== STATED PROBLEM ==
Output all of the data below exactly as given.

== ITEMS ==
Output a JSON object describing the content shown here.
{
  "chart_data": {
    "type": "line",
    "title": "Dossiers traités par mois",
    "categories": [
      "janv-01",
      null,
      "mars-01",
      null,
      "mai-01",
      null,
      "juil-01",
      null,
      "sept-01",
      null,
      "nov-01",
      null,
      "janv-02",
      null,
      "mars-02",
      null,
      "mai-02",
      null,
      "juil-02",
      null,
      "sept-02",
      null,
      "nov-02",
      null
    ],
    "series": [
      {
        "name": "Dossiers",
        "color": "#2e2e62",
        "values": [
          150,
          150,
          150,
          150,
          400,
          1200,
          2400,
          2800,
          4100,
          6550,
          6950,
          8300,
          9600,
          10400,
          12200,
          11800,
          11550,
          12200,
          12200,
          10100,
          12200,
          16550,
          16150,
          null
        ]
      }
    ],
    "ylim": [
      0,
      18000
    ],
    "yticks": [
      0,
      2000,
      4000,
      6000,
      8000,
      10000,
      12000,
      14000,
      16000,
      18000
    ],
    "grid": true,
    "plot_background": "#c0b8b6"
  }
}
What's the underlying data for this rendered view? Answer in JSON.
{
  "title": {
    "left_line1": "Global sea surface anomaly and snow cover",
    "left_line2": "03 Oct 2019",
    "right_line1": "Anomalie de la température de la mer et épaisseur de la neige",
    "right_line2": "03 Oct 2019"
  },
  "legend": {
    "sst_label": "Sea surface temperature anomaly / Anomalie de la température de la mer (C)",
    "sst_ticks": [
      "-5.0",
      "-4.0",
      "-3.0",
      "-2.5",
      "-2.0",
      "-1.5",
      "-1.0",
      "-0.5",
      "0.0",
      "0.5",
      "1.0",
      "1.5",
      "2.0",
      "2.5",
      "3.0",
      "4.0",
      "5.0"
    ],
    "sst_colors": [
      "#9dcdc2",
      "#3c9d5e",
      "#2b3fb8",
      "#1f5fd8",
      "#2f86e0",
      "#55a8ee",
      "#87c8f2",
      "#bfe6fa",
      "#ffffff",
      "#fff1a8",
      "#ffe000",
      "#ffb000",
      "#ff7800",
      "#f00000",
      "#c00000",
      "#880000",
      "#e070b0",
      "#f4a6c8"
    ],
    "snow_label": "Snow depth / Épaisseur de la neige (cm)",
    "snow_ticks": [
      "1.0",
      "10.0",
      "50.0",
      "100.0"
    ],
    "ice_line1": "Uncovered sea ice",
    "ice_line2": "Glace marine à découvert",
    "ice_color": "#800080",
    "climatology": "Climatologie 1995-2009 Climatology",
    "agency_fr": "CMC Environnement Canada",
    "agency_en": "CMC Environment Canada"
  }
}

== RESULT ==
Output a JSON object describing the content shown here.
{
  "chart_data": {
    "type": "line",
    "title": "Dossiers traités par mois",
    "categories": [
      "janv-01",
      null,
      "mars-01",
      null,
      "mai-01",
      null,
      "juil-01",
      null,
      "sept-01",
      null,
      "nov-01",
      null,
      "janv-02",
      null,
      "mars-02",
      null,
      "mai-02",
      null,
      "juil-02",
      null,
      "sept-02",
      null,
      "nov-02",
      null
    ],
    "series": [
      {
        "name": "Dossiers",
        "color": "#2e2e62",
        "values": [
          150,
          150,
          150,
          150,
          400,
          1200,
          2400,
          2800,
          4100,
          6550,
          6950,
          8300,
          9600,
          10400,
          12200,
          11800,
          11550,
          12200,
          12200,
          10100,
          12200,
          16550,
          16150,
          null
        ]
      }
    ],
    "ylim": [
      0,
      18000
    ],
    "yticks": [
      0,
      2000,
      4000,
      6000,
      8000,
      10000,
      12000,
      14000,
      16000,
      18000
    ],
    "grid": true,
    "plot_background": "#c0b8b6"
  }
}
What's the underlying data for this rendered view? Answer in JSON.
{
  "title": {
    "left_line1": "Global sea surface anomaly and snow cover",
    "left_line2": "03 Oct 2019",
    "right_line1": "Anomalie de la température de la mer et épaisseur de la neige",
    "right_line2": "03 Oct 2019"
  },
  "legend": {
    "sst_label": "Sea surface temperature anomaly / Anomalie de la température de la mer (C)",
    "sst_ticks": [
      "-5.0",
      "-4.0",
      "-3.0",
      "-2.5",
      "-2.0",
      "-1.5",
      "-1.0",
      "-0.5",
      "0.0",
      "0.5",
      "1.0",
      "1.5",
      "2.0",
      "2.5",
      "3.0",
      "4.0",
      "5.0"
    ],
    "sst_colors": [
      "#9dcdc2",
      "#3c9d5e",
      "#2b3fb8",
      "#1f5fd8",
      "#2f86e0",
      "#55a8ee",
      "#87c8f2",
      "#bfe6fa",
      "#ffffff",
      "#fff1a8",
      "#ffe000",
      "#ffb000",
      "#ff7800",
      "#f00000",
      "#c00000",
      "#880000",
      "#e070b0",
      "#f4a6c8"
    ],
    "snow_label": "Snow depth / Épaisseur de la neige (cm)",
    "snow_ticks": [
      "1.0",
      "10.0",
      "50.0",
      "100.0"
    ],
    "ice_line1": "Uncovered sea ice",
    "ice_line2": "Glace marine à découvert",
    "ice_color": "#800080",
    "climatology": "Climatologie 1995-2009 Climatology",
    "agency_fr": "CMC Environnement Canada",
    "agency_en": "CMC Environment Canada"
  }
}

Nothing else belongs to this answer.